- [Selected extract]:
---+---
LECTURE 13 NOTES: WEEK 8 WEDNESDAY

Scribe Notes by Joshua Adler

File System Robustness

Today we are looking at the BSD "fast" file system.
The BSD is comprised of:

boot block
super block: info about file system
bitmap: info about which blocks are free or not
inode table: array of inodes, 1 per file
data blocks

How can we find a bug in the file system code?
USE INVARIANTS

Invariants are boolean expressions that should always be true.
For file systems these include:

Each block in file system is used for exactly 1 purpose
If we change the invariant to less than or equal to 1 purpose the file system will still work, but might waste disk space
All referenced blocks are initialized to data appropriate for that block (inodes, directories etc.)
All referenced data blocks are marked as used in the bitmap
All unreferenced data blocks are marked free in the bitmap

Consequences of violating each invariant above:

Disaster (kernel/apps might crash, data overwritten, bitmap overwritten...)
---+---
- [Data supplied]:

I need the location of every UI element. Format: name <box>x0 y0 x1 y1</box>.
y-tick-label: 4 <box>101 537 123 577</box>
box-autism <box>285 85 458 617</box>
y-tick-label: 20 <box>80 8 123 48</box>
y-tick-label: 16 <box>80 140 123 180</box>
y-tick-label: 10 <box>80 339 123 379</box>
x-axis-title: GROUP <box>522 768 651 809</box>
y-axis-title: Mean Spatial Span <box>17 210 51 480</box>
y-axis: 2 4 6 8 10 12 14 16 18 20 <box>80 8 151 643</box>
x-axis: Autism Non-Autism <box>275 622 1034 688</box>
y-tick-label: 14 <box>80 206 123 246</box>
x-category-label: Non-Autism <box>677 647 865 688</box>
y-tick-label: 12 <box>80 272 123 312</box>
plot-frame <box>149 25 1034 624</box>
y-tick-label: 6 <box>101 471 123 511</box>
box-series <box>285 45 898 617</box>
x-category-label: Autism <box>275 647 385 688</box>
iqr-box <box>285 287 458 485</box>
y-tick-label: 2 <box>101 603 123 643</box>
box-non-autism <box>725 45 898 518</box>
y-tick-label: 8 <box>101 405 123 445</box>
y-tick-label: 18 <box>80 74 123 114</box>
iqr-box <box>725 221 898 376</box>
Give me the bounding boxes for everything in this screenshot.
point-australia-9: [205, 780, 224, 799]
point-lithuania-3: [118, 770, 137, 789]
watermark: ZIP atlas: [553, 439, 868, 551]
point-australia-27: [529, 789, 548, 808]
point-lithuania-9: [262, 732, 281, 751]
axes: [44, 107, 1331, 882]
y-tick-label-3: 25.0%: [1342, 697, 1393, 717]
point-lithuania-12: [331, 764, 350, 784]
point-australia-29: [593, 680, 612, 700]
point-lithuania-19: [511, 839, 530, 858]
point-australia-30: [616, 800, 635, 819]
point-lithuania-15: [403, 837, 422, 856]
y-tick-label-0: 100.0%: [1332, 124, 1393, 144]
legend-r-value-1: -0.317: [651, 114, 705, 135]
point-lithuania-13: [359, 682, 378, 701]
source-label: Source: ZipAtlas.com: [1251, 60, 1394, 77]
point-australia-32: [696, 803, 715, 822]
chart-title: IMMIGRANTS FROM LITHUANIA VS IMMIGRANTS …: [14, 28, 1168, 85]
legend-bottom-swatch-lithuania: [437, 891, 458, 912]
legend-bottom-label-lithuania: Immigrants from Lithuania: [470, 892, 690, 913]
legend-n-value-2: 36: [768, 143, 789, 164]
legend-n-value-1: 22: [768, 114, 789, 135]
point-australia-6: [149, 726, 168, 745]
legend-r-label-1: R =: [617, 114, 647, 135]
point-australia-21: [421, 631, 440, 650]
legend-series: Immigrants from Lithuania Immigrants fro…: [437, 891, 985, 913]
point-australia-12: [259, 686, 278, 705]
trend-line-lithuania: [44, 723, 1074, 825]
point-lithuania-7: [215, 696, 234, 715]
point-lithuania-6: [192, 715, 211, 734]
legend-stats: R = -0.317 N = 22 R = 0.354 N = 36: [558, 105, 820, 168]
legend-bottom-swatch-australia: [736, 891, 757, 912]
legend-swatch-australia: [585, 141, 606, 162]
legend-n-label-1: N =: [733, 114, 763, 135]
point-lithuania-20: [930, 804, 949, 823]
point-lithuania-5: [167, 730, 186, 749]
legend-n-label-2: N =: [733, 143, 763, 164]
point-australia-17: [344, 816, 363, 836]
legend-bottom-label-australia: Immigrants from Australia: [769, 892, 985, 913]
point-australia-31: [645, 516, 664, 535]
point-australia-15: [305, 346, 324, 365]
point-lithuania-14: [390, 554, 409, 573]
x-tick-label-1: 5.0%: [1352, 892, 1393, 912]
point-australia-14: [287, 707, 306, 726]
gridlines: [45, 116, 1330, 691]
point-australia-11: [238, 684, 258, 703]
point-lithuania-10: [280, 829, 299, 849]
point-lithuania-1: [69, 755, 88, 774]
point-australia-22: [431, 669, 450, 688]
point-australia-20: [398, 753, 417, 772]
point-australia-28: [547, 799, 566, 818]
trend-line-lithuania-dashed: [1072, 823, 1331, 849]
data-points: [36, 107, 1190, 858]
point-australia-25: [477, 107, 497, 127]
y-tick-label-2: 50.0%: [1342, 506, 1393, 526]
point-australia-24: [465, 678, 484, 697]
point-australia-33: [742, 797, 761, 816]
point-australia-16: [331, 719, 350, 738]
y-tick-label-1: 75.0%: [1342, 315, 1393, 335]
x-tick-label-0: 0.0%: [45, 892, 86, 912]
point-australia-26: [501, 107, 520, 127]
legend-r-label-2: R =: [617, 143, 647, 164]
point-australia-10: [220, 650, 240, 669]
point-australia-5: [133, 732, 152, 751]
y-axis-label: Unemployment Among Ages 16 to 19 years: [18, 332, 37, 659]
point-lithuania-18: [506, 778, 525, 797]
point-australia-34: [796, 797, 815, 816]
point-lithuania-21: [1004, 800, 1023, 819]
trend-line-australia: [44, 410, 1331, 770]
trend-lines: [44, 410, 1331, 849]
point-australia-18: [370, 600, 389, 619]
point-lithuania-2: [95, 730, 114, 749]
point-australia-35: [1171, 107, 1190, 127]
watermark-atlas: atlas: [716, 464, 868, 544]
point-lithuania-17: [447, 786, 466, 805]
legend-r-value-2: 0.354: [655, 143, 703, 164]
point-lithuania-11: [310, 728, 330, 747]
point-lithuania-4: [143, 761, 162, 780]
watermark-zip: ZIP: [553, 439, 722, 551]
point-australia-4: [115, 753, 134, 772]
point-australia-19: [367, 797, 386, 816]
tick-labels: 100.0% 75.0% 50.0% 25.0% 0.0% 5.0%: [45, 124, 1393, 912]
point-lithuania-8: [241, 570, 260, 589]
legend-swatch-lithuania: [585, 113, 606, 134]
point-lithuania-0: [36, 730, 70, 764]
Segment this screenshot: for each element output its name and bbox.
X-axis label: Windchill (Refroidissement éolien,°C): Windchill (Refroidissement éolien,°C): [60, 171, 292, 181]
---+---
- [Requirements]:
(1) In the notes on file system robustness, rewrite the paragraph beginning "Invariants are boolean expressions" as a shorter bulleted list that keeps its main facts.
(2) Decide whether each statement agrees with the notes on file system robustness. Answer yes or no, and quote the words from the notes that decide it.
(a) The inode table holds one inode for each file.
(b) The bitmap stores information about the file system as a whole.
(c) Changing the first invariant to "less than or equal to 1 purpose" makes the file system stop working.
(3) Continue the notes on file system robustness, picking up after their last line.

- [Outputs]:
(1)
- Invariants: boolean expressions that should always be true.
- File system invariants:
  - Each block is used for exactly 1 purpose. Relaxing this to at most 1 purpose still works but may waste disk space.
  - All referenced blocks are initialized to data suited to that block (inodes, directories, etc.).
  - All referenced data blocks are marked as used in the bitmap.
  - All unreferenced data blocks are marked free in the bitmap.

(2)
(a) Yes: "inode table: array of inodes, 1 per file"
(b) No: "bitmap: info about which blocks are free or not"
(c) No: "the file system will still work, but might waste disk space"

(3)
Disaster - Looking at random data (OS may crash)
Disaster - overwrites data blocks (lost data, overwrite directories...)
Wasted space - block leak (permanenty unused block)

Performance Issues

Say the following actions occur

p1 ... write(fd, "hello", 5);
0.0002 seconds later
p2 ... read(fd, buf, 5);

If the write goes directly onto disk then the read will take a long time
Instead the kernel will look in cache to improve performance

BATCHING - user writes a byte at a time, leave in cache, then writes full block at once
DALLYING - don't write data for a little bit and leave in cache

SOME PROBLEMS

Since RAM is volatile, if we lose power write is lost
Even worse, a write success might have been visible to the user

Problem 1: might write out of order (due to circular elevator algorithm etc.)
Problem 2: Side effects might not be saved due to out of order writes

Ways to fix
Have app tell us when write hits the disk

Complicate the API (int fsync(int fd))
Returns integer for all the cached data for the file that is now written, returns -1 on bad disk

void sync(void)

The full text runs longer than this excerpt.